## start Excerpted records

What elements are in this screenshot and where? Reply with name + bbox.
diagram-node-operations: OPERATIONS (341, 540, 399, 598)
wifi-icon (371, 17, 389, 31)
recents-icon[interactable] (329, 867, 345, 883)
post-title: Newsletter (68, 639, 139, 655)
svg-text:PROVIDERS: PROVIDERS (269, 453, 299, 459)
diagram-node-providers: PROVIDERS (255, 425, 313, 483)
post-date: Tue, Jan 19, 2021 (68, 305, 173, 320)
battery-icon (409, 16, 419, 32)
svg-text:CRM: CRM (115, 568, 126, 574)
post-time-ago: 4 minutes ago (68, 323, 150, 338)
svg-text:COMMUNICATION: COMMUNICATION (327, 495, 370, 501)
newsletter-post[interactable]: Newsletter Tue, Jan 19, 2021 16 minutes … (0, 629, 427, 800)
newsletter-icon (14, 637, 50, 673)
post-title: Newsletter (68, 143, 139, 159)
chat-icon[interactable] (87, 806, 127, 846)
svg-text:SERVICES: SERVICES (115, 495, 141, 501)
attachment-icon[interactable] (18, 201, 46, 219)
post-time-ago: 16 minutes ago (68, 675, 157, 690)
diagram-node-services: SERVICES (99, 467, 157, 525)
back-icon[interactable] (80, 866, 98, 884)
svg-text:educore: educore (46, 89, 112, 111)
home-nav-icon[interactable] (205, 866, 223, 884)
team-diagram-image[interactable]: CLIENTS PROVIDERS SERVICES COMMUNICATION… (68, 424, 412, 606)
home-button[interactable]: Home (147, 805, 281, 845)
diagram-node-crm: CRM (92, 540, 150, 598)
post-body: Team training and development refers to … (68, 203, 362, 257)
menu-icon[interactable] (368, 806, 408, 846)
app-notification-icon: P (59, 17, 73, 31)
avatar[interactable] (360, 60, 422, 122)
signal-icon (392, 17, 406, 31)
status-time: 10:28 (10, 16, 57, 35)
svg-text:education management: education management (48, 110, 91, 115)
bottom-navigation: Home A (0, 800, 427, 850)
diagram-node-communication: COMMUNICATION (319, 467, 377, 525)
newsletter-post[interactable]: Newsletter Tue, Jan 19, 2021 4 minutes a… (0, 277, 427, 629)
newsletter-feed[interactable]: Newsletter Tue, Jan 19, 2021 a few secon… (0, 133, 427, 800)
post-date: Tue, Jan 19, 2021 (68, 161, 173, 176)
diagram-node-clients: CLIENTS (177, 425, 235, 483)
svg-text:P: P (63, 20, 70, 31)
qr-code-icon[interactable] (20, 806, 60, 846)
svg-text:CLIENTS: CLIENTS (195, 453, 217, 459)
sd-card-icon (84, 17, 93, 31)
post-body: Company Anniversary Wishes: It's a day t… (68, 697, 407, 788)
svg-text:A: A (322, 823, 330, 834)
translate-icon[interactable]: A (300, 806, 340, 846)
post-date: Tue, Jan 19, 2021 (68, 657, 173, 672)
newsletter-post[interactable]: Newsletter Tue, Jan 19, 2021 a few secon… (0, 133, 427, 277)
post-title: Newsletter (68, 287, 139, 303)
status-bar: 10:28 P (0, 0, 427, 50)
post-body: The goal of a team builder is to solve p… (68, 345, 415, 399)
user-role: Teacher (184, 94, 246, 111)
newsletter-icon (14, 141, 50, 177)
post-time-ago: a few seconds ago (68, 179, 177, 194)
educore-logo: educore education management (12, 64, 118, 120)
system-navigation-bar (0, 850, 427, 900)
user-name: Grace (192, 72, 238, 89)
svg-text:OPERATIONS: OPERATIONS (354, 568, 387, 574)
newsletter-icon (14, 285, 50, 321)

## end Excerpted records

> **What is asked**
Copy out the data word for word, beginning with its first line and continuing through the line that contains "newsletter-post[interactable]: Newsletter Tue, Jan 19, 2021 16", including both of those lines.

> **Finished answer**
What elements are in this screenshot and where? Reply with name + bbox.
diagram-node-operations: OPERATIONS (341, 540, 399, 598)
wifi-icon (371, 17, 389, 31)
recents-icon[interactable] (329, 867, 345, 883)
post-title: Newsletter (68, 639, 139, 655)
svg-text:PROVIDERS: PROVIDERS (269, 453, 299, 459)
diagram-node-providers: PROVIDERS (255, 425, 313, 483)
post-date: Tue, Jan 19, 2021 (68, 305, 173, 320)
battery-icon (409, 16, 419, 32)
svg-text:CRM: CRM (115, 568, 126, 574)
post-time-ago: 4 minutes ago (68, 323, 150, 338)
svg-text:COMMUNICATION: COMMUNICATION (327, 495, 370, 501)
newsletter-post[interactable]: Newsletter Tue, Jan 19, 2021 16 minutes … (0, 629, 427, 800)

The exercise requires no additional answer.